== DATASET EXTRACT

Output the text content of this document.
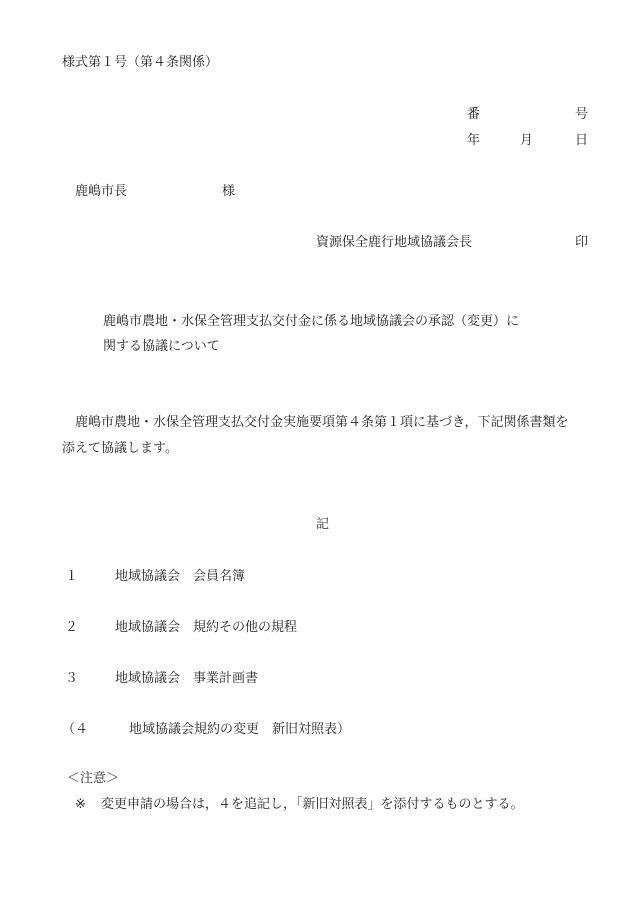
様式第１号（第４条関係）
番	号
年	月	日
鹿嶋市長	様
資源保全鹿行地域協議会長	印
鹿嶋市農地・水保全管理支払交付金に係る地域協議会の承認（変更）に
関する協議について
鹿嶋市農地・水保全管理支払交付金実施要項第４条第１項に基づき，下記関係書類を
添えて協議します。
記
１	地域協議会　会員名簿
２	地域協議会　規約その他の規程
３	地域協議会　事業計画書
（４	地域協議会規約の変更　新旧対照表）
＜注意＞
※ 変更申請の場合は，４を追記し，「新旧対照表」を添付するものとする。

====

## AIM:
The records above are to be quoted exactly, with all pictures left out.

## EXERCISE SOLUTION:
Output the text content of this document.
様式第１号（第４条関係）
番	号
年	月	日
鹿嶋市長	様
資源保全鹿行地域協議会長	印
鹿嶋市農地・水保全管理支払交付金に係る地域協議会の承認（変更）に
関する協議について
鹿嶋市農地・水保全管理支払交付金実施要項第４条第１項に基づき，下記関係書類を
添えて協議します。
記
１	地域協議会　会員名簿
２	地域協議会　規約その他の規程
３	地域協議会　事業計画書
（４	地域協議会規約の変更　新旧対照表）
＜注意＞
※ 変更申請の場合は，４を追記し，「新旧対照表」を添付するものとする。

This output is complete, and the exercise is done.